WRITTEN PROBLEM: Find the lines holding the word "Allah" and collect them.

DATASET RECORDS:

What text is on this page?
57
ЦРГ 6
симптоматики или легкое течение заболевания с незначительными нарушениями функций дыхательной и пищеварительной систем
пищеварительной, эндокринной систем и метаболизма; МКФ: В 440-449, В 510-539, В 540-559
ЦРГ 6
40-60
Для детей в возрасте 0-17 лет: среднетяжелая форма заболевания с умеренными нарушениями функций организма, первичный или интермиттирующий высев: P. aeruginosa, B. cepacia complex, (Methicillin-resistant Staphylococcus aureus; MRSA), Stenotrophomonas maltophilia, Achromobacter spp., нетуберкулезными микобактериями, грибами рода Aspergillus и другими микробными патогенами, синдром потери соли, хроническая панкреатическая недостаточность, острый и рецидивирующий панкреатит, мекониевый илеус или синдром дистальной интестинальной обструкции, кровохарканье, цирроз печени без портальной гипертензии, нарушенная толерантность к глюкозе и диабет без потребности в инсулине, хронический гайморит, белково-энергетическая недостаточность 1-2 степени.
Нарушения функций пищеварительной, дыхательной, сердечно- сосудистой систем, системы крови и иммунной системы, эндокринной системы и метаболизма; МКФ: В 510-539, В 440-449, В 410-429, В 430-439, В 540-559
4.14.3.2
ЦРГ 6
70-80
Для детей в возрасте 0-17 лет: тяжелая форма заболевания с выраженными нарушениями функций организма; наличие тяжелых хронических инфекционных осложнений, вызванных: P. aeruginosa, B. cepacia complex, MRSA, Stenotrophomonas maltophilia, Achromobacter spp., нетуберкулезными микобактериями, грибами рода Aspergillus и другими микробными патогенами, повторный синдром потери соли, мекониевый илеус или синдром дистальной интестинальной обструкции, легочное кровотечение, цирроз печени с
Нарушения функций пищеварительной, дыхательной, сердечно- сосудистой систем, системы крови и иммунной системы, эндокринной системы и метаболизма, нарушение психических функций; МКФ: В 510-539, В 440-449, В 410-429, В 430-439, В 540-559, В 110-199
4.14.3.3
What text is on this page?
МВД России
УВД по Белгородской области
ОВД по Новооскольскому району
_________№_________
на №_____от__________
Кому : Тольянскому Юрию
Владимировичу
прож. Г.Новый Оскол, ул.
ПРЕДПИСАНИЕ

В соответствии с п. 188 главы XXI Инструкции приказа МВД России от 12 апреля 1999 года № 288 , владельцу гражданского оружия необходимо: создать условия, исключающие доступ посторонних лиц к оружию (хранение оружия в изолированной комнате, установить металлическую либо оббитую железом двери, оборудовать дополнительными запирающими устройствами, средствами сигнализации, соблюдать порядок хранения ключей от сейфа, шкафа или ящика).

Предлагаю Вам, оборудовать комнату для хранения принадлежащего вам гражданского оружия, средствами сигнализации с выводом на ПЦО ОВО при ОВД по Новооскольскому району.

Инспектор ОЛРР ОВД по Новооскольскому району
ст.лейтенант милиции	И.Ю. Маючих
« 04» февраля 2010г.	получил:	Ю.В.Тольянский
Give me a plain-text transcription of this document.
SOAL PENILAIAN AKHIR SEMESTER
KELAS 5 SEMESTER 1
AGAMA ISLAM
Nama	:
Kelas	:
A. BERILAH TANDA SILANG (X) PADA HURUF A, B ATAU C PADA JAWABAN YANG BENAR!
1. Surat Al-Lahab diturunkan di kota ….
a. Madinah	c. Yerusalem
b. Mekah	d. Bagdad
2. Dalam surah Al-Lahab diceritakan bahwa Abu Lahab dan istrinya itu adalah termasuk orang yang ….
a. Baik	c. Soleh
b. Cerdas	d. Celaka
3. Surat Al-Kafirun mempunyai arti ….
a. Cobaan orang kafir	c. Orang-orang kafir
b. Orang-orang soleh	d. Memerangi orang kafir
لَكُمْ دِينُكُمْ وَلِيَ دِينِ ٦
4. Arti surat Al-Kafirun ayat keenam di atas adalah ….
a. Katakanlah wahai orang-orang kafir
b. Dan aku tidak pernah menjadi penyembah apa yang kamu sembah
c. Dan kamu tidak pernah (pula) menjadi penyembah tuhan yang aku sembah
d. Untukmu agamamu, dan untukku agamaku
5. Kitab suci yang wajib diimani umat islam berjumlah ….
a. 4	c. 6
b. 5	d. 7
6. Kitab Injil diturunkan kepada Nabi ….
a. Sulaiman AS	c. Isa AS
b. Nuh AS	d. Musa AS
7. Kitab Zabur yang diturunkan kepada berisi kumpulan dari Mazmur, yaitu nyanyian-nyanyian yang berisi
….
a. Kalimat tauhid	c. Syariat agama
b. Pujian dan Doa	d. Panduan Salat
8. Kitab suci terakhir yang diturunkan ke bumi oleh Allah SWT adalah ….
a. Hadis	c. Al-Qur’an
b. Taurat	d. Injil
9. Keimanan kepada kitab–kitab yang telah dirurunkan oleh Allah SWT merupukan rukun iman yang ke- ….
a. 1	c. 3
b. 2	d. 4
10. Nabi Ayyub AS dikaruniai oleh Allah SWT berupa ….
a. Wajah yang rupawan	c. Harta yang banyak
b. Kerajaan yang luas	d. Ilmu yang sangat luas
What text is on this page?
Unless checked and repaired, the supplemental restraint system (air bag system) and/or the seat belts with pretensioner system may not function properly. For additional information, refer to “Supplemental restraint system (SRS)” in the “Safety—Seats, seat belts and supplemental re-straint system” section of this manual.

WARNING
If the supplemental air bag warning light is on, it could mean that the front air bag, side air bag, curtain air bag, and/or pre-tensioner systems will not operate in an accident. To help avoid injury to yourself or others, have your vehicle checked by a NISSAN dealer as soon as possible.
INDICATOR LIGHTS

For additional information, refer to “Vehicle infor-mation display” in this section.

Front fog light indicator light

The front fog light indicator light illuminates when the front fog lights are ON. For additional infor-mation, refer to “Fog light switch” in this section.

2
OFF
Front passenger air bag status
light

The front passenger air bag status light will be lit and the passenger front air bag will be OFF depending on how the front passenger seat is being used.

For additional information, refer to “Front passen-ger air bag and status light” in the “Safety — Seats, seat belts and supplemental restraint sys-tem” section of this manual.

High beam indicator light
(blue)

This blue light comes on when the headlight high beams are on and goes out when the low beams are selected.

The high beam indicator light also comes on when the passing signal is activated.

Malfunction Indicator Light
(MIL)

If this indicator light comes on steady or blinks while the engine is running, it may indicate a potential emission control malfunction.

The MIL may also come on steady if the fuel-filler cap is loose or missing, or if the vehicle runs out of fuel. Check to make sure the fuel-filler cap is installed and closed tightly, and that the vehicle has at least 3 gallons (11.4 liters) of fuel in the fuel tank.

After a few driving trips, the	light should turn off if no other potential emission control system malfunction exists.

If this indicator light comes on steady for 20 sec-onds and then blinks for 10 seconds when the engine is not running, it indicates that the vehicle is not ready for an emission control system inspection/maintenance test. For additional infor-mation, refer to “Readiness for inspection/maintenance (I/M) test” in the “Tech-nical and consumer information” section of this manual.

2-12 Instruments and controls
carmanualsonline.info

COMPLETE ANSWER:
8. Kitab suci terakhir yang diturunkan ke bumi oleh Allah SWT adalah ….
9. Keimanan kepada kitab–kitab yang telah dirurunkan oleh Allah SWT merupukan rukun iman yang ke- ….
10. Nabi Ayyub AS dikaruniai oleh Allah SWT berupa ….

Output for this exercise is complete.